# Requirement
Nothing in the data should change when you return it, but leave the pictures out.

[Dataset items]
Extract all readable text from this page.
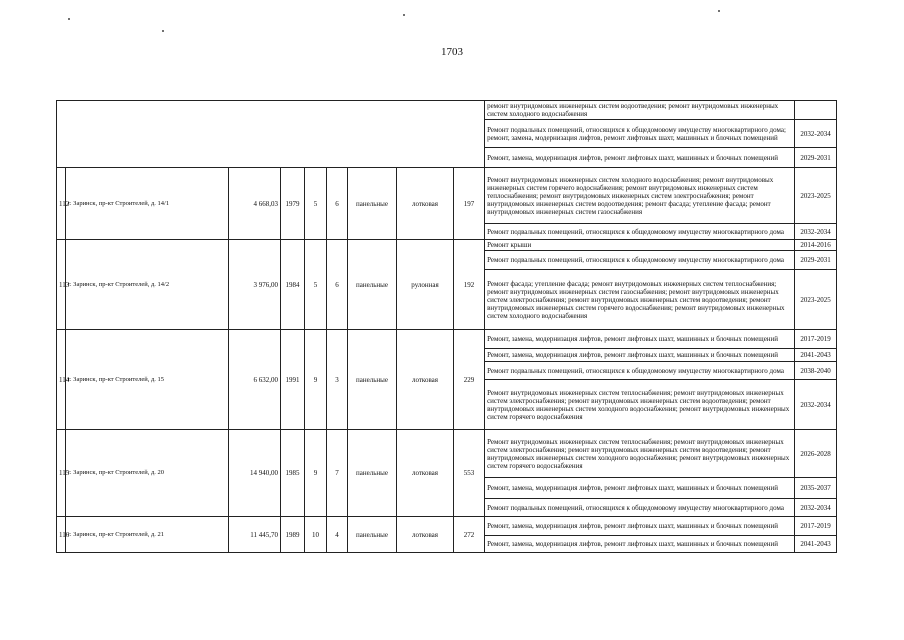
1703
									ремонт внутридомовых инженерных систем водоотведения; ремонт внутридомовых инженерных систем холодного водоснабжения	
									Ремонт подвальных помещений, относящихся к общедомовому имуществу многоквартирного дома; ремонт, замена, модернизация лифтов, ремонт лифтовых шахт, машинных и блочных помещений	2032-2034
									Ремонт, замена, модернизация лифтов, ремонт лифтовых шахт, машинных и блочных помещений	2029-2031
112	г. Заринск, пр-кт Строителей, д. 14/1	4 668,03	1979	5	6	панельные	лотковая	197	Ремонт внутридомовых инженерных систем холодного водоснабжения; ремонт внутридомовых инженерных систем горячего водоснабжения; ремонт внутридомовых инженерных систем теплоснабжения; ремонт внутридомовых инженерных систем электроснабжения; ремонт внутридомовых инженерных систем водоотведения; ремонт фасада; утепление фасада; ремонт внутридомовых инженерных систем газоснабжения	2023-2025
									Ремонт подвальных помещений, относящихся к общедомовому имуществу многоквартирного дома	2032-2034
113	г. Заринск, пр-кт Строителей, д. 14/2	3 976,00	1984	5	6	панельные	рулонная	192	Ремонт крыши	2014-2016
									Ремонт подвальных помещений, относящихся к общедомовому имуществу многоквартирного дома	2029-2031
									Ремонт фасада; утепление фасада; ремонт внутридомовых инженерных систем теплоснабжения; ремонт внутридомовых инженерных систем газоснабжения; ремонт внутридомовых инженерных систем электроснабжения; ремонт внутридомовых инженерных систем водоотведения; ремонт внутридомовых инженерных систем горячего водоснабжения; ремонт внутридомовых инженерных систем холодного водоснабжения	2023-2025
114	г. Заринск, пр-кт Строителей, д. 15	6 632,00	1991	9	3	панельные	лотковая	229	Ремонт, замена, модернизация лифтов, ремонт лифтовых шахт, машинных и блочных помещений	2017-2019
									Ремонт, замена, модернизация лифтов, ремонт лифтовых шахт, машинных и блочных помещений	2041-2043
									Ремонт подвальных помещений, относящихся к общедомовому имуществу многоквартирного дома	2038-2040
									Ремонт внутридомовых инженерных систем теплоснабжения; ремонт внутридомовых инженерных систем электроснабжения; ремонт внутридомовых инженерных систем водоотведения; ремонт внутридомовых инженерных систем холодного водоснабжения; ремонт внутридомовых инженерных систем горячего водоснабжения	2032-2034
115	г. Заринск, пр-кт Строителей, д. 20	14 940,00	1985	9	7	панельные	лотковая	553	Ремонт внутридомовых инженерных систем теплоснабжения; ремонт внутридомовых инженерных систем электроснабжения; ремонт внутридомовых инженерных систем водоотведения; ремонт внутридомовых инженерных систем холодного водоснабжения; ремонт внутридомовых инженерных систем горячего водоснабжения	2026-2028
									Ремонт, замена, модернизация лифтов, ремонт лифтовых шахт, машинных и блочных помещений	2035-2037
									Ремонт подвальных помещений, относящихся к общедомовому имуществу многоквартирного дома	2032-2034
116	г. Заринск, пр-кт Строителей, д. 21	11 445,70	1989	10	4	панельные	лотковая	272	Ремонт, замена, модернизация лифтов, ремонт лифтовых шахт, машинных и блочных помещений	2017-2019
									Ремонт, замена, модернизация лифтов, ремонт лифтовых шахт, машинных и блочных помещений	2041-2043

# Exercise response
Extract all readable text from this page.
1703
									ремонт внутридомовых инженерных систем водоотведения; ремонт внутридомовых инженерных систем холодного водоснабжения	
									Ремонт подвальных помещений, относящихся к общедомовому имуществу многоквартирного дома; ремонт, замена, модернизация лифтов, ремонт лифтовых шахт, машинных и блочных помещений	2032-2034
									Ремонт, замена, модернизация лифтов, ремонт лифтовых шахт, машинных и блочных помещений	2029-2031
112	г. Заринск, пр-кт Строителей, д. 14/1	4 668,03	1979	5	6	панельные	лотковая	197	Ремонт внутридомовых инженерных систем холодного водоснабжения; ремонт внутридомовых инженерных систем горячего водоснабжения; ремонт внутридомовых инженерных систем теплоснабжения; ремонт внутридомовых инженерных систем электроснабжения; ремонт внутридомовых инженерных систем водоотведения; ремонт фасада; утепление фасада; ремонт внутридомовых инженерных систем газоснабжения	2023-2025
									Ремонт подвальных помещений, относящихся к общедомовому имуществу многоквартирного дома	2032-2034
113	г. Заринск, пр-кт Строителей, д. 14/2	3 976,00	1984	5	6	панельные	рулонная	192	Ремонт крыши	2014-2016
									Ремонт подвальных помещений, относящихся к общедомовому имуществу многоквартирного дома	2029-2031
									Ремонт фасада; утепление фасада; ремонт внутридомовых инженерных систем теплоснабжения; ремонт внутридомовых инженерных систем газоснабжения; ремонт внутридомовых инженерных систем электроснабжения; ремонт внутридомовых инженерных систем водоотведения; ремонт внутридомовых инженерных систем горячего водоснабжения; ремонт внутридомовых инженерных систем холодного водоснабжения	2023-2025
114	г. Заринск, пр-кт Строителей, д. 15	6 632,00	1991	9	3	панельные	лотковая	229	Ремонт, замена, модернизация лифтов, ремонт лифтовых шахт, машинных и блочных помещений	2017-2019
									Ремонт, замена, модернизация лифтов, ремонт лифтовых шахт, машинных и блочных помещений	2041-2043
									Ремонт подвальных помещений, относящихся к общедомовому имуществу многоквартирного дома	2038-2040
									Ремонт внутридомовых инженерных систем теплоснабжения; ремонт внутридомовых инженерных систем электроснабжения; ремонт внутридомовых инженерных систем водоотведения; ремонт внутридомовых инженерных систем холодного водоснабжения; ремонт внутридомовых инженерных систем горячего водоснабжения	2032-2034
115	г. Заринск, пр-кт Строителей, д. 20	14 940,00	1985	9	7	панельные	лотковая	553	Ремонт внутридомовых инженерных систем теплоснабжения; ремонт внутридомовых инженерных систем электроснабжения; ремонт внутридомовых инженерных систем водоотведения; ремонт внутридомовых инженерных систем холодного водоснабжения; ремонт внутридомовых инженерных систем горячего водоснабжения	2026-2028
									Ремонт, замена, модернизация лифтов, ремонт лифтовых шахт, машинных и блочных помещений	2035-2037
									Ремонт подвальных помещений, относящихся к общедомовому имуществу многоквартирного дома	2032-2034
116	г. Заринск, пр-кт Строителей, д. 21	11 445,70	1989	10	4	панельные	лотковая	272	Ремонт, замена, модернизация лифтов, ремонт лифтовых шахт, машинных и блочных помещений	2017-2019
									Ремонт, замена, модернизация лифтов, ремонт лифтовых шахт, машинных и блочных помещений	2041-2043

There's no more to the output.